> [Given instruction]
Pull out every line with the word "обезвреживания" from the entries below.

> [Data rows]
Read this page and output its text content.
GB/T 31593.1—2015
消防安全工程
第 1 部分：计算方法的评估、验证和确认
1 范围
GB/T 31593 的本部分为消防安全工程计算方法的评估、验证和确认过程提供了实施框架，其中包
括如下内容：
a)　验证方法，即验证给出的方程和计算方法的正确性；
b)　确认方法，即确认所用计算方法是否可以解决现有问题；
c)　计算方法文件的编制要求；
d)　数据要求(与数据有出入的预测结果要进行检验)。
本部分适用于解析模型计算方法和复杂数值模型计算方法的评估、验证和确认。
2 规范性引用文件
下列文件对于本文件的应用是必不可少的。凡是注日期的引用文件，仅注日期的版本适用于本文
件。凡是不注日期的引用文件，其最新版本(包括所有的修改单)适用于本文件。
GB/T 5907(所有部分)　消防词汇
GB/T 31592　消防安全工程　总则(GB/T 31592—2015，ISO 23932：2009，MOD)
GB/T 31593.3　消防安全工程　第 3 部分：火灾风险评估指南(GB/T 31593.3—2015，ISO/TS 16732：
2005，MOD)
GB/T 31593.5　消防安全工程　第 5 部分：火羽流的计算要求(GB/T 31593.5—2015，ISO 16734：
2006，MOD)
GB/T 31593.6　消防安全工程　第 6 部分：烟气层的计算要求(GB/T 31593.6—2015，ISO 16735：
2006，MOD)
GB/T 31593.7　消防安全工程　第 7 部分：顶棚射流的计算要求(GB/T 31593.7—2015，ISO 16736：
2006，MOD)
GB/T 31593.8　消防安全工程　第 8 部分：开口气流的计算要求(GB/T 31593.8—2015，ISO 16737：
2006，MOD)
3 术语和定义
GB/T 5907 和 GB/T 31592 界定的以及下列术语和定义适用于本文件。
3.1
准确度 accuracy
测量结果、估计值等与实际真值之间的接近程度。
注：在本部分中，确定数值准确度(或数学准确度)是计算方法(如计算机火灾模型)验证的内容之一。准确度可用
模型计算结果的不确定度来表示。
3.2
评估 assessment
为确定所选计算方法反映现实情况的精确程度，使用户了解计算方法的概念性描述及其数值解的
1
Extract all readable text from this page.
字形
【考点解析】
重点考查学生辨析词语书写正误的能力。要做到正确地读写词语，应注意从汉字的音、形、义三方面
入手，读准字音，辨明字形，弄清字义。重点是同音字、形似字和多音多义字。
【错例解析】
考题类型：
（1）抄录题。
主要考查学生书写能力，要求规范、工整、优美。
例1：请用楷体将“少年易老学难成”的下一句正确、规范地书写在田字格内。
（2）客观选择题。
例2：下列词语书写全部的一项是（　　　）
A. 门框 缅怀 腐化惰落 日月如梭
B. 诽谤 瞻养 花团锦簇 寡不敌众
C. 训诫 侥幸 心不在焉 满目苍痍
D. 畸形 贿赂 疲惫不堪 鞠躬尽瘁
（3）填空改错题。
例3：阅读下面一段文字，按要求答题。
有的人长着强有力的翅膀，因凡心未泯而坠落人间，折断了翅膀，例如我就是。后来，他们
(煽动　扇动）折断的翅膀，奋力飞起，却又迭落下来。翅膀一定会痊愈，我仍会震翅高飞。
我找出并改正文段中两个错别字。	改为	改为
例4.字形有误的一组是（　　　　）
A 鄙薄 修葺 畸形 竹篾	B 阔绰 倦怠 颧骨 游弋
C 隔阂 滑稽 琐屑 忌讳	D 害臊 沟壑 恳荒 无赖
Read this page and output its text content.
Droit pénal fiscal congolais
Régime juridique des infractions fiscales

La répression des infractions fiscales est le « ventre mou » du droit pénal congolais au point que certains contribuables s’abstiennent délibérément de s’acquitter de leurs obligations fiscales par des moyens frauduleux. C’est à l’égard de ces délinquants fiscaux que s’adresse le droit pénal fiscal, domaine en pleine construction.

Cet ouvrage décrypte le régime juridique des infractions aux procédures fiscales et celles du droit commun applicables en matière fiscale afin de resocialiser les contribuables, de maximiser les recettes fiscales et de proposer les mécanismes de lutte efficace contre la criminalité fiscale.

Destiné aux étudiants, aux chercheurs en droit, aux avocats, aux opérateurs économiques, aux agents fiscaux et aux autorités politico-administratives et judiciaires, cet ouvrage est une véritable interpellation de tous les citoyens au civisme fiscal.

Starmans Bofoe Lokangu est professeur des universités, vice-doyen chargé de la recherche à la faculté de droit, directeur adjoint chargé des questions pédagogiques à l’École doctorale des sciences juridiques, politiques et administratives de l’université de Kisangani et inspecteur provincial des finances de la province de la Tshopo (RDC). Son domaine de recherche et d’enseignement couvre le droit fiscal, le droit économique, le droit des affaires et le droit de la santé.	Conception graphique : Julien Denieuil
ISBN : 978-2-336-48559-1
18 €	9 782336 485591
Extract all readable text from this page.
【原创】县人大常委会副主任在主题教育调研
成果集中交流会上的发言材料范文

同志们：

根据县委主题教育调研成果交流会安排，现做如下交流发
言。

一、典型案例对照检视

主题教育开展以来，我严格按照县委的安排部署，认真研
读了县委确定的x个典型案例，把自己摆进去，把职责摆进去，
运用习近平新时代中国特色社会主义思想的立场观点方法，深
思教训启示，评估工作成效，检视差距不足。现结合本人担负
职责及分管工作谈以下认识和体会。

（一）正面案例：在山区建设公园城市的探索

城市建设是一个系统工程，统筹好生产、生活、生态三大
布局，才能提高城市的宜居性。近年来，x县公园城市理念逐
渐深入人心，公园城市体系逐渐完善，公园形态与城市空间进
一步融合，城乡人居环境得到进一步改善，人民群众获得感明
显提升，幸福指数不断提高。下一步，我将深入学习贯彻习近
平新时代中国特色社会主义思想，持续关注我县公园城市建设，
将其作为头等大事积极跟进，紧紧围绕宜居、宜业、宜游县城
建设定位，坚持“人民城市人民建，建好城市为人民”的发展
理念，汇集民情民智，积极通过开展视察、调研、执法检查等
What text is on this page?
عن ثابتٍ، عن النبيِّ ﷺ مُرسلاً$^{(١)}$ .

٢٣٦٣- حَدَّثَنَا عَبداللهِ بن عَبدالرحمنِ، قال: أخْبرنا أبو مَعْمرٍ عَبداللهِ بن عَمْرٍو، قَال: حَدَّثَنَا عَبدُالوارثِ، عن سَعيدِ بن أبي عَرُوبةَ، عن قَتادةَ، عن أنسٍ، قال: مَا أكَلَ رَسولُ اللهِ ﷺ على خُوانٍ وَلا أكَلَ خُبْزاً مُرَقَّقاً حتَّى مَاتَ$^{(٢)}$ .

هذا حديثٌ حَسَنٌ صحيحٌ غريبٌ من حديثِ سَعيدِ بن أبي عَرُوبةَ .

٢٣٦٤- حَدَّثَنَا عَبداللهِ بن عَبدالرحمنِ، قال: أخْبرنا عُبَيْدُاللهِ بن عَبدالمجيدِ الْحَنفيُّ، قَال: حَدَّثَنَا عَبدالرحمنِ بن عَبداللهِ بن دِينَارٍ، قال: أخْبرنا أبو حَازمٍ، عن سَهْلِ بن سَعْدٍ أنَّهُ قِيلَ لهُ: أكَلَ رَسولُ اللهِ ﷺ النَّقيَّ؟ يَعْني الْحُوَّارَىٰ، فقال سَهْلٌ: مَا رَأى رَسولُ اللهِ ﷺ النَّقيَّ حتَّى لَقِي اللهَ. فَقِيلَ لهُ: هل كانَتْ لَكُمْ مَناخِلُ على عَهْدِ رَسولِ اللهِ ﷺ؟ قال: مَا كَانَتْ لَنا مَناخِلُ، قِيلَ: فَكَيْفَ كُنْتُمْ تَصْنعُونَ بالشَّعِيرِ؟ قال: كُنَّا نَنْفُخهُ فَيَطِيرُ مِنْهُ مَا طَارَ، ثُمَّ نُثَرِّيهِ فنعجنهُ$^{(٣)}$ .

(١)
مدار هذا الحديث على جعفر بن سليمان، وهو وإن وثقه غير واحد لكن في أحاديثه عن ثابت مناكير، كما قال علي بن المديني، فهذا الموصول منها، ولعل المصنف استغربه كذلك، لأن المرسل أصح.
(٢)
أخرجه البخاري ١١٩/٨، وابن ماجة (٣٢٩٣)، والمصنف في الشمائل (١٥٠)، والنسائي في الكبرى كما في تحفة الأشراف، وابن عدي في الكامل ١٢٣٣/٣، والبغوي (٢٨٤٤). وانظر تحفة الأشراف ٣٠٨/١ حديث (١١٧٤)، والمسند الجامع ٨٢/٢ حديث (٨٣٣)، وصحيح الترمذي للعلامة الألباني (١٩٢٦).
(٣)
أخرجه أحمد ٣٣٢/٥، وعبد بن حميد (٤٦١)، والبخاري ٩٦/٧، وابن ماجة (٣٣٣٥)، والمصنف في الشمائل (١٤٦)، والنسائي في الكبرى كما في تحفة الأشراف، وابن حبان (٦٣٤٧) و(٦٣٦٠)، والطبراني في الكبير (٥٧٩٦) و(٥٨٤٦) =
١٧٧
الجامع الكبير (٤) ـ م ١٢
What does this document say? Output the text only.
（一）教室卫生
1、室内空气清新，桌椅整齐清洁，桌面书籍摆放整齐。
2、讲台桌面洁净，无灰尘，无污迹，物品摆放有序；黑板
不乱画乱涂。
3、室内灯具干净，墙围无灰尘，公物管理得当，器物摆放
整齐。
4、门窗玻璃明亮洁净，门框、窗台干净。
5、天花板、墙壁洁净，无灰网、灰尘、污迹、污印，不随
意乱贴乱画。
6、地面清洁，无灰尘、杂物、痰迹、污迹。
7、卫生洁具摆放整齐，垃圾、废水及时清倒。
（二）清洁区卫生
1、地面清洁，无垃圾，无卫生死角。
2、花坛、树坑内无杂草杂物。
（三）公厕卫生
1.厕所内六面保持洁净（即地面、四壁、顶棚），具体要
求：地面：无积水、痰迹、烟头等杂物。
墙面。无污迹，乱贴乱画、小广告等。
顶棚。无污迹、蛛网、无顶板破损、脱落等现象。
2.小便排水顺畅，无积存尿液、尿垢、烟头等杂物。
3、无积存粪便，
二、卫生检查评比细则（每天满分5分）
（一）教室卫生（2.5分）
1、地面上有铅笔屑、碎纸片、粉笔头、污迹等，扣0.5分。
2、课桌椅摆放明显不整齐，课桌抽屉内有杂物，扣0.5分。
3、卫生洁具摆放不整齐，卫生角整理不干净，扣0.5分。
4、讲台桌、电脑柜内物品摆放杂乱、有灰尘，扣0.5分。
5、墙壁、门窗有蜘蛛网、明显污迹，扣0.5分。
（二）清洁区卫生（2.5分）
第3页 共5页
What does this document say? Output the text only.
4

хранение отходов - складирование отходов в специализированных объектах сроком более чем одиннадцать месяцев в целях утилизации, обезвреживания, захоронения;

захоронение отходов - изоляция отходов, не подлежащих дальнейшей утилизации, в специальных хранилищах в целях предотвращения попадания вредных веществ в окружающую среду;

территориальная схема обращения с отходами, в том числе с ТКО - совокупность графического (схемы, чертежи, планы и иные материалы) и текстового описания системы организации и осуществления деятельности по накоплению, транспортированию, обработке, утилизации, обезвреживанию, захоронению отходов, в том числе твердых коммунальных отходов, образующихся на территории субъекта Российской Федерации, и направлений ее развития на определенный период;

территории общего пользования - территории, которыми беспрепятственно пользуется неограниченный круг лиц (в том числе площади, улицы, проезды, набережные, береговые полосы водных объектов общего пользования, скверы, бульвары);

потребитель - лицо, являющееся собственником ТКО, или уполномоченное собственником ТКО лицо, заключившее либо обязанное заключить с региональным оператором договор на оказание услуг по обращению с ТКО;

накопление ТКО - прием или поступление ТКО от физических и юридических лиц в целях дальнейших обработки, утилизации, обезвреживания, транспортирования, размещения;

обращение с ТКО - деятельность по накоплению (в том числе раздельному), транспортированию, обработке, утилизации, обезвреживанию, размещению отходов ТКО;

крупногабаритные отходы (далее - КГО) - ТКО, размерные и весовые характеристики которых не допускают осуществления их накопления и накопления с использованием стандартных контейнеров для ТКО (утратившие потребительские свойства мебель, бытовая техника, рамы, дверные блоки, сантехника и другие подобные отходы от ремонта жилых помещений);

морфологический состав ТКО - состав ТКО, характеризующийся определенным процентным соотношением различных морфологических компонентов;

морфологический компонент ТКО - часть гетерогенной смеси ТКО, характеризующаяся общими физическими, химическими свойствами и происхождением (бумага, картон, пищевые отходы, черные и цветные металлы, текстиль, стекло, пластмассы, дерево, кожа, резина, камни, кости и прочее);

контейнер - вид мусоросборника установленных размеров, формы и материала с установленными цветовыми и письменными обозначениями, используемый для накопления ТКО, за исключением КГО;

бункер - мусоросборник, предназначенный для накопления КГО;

> [Answer to this exercise]
хранение отходов - складирование отходов в специализированных объектах сроком более чем одиннадцать месяцев в целях утилизации, обезвреживания, захоронения;
накопление ТКО - прием или поступление ТКО от физических и юридических лиц в целях дальнейших обработки, утилизации, обезвреживания, транспортирования, размещения;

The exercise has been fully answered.